_What to do_
Every entry must be echoed exactly.

_Material to process_
┌──

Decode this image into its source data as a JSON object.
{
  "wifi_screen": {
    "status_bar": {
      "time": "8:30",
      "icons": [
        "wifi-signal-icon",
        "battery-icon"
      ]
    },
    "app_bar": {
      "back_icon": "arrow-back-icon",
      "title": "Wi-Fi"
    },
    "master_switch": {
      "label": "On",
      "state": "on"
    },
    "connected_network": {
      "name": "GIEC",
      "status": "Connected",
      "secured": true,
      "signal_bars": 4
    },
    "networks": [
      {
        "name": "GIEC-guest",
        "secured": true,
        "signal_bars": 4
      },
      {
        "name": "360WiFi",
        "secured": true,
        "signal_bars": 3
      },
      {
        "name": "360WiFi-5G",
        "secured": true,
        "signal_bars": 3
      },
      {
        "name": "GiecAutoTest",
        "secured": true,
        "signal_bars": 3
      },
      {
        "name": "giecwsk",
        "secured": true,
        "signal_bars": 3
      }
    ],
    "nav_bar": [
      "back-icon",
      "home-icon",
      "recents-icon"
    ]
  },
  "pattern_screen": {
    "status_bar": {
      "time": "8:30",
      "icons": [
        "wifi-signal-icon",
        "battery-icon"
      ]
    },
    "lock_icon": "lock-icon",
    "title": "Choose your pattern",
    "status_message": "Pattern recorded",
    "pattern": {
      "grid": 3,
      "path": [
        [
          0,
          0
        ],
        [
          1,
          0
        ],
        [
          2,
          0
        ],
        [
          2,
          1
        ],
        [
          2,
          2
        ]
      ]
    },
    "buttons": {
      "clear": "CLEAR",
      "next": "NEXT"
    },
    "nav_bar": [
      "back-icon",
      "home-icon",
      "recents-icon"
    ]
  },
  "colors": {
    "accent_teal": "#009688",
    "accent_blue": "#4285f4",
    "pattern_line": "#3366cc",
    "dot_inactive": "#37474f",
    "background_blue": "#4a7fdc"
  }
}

└──

_Exercise response_
Decode this image into its source data as a JSON object.
{
  "wifi_screen": {
    "status_bar": {
      "time": "8:30",
      "icons": [
        "wifi-signal-icon",
        "battery-icon"
      ]
    },
    "app_bar": {
      "back_icon": "arrow-back-icon",
      "title": "Wi-Fi"
    },
    "master_switch": {
      "label": "On",
      "state": "on"
    },
    "connected_network": {
      "name": "GIEC",
      "status": "Connected",
      "secured": true,
      "signal_bars": 4
    },
    "networks": [
      {
        "name": "GIEC-guest",
        "secured": true,
        "signal_bars": 4
      },
      {
        "name": "360WiFi",
        "secured": true,
        "signal_bars": 3
      },
      {
        "name": "360WiFi-5G",
        "secured": true,
        "signal_bars": 3
      },
      {
        "name": "GiecAutoTest",
        "secured": true,
        "signal_bars": 3
      },
      {
        "name": "giecwsk",
        "secured": true,
        "signal_bars": 3
      }
    ],
    "nav_bar": [
      "back-icon",
      "home-icon",
      "recents-icon"
    ]
  },
  "pattern_screen": {
    "status_bar": {
      "time": "8:30",
      "icons": [
        "wifi-signal-icon",
        "battery-icon"
      ]
    },
    "lock_icon": "lock-icon",
    "title": "Choose your pattern",
    "status_message": "Pattern recorded",
    "pattern": {
      "grid": 3,
      "path": [
        [
          0,
          0
        ],
        [
          1,
          0
        ],
        [
          2,
          0
        ],
        [
          2,
          1
        ],
        [
          2,
          2
        ]
      ]
    },
    "buttons": {
      "clear": "CLEAR",
      "next": "NEXT"
    },
    "nav_bar": [
      "back-icon",
      "home-icon",
      "recents-icon"
    ]
  },
  "colors": {
    "accent_teal": "#009688",
    "accent_blue": "#4285f4",
    "pattern_line": "#3366cc",
    "dot_inactive": "#37474f",
    "background_blue": "#4a7fdc"
  }
}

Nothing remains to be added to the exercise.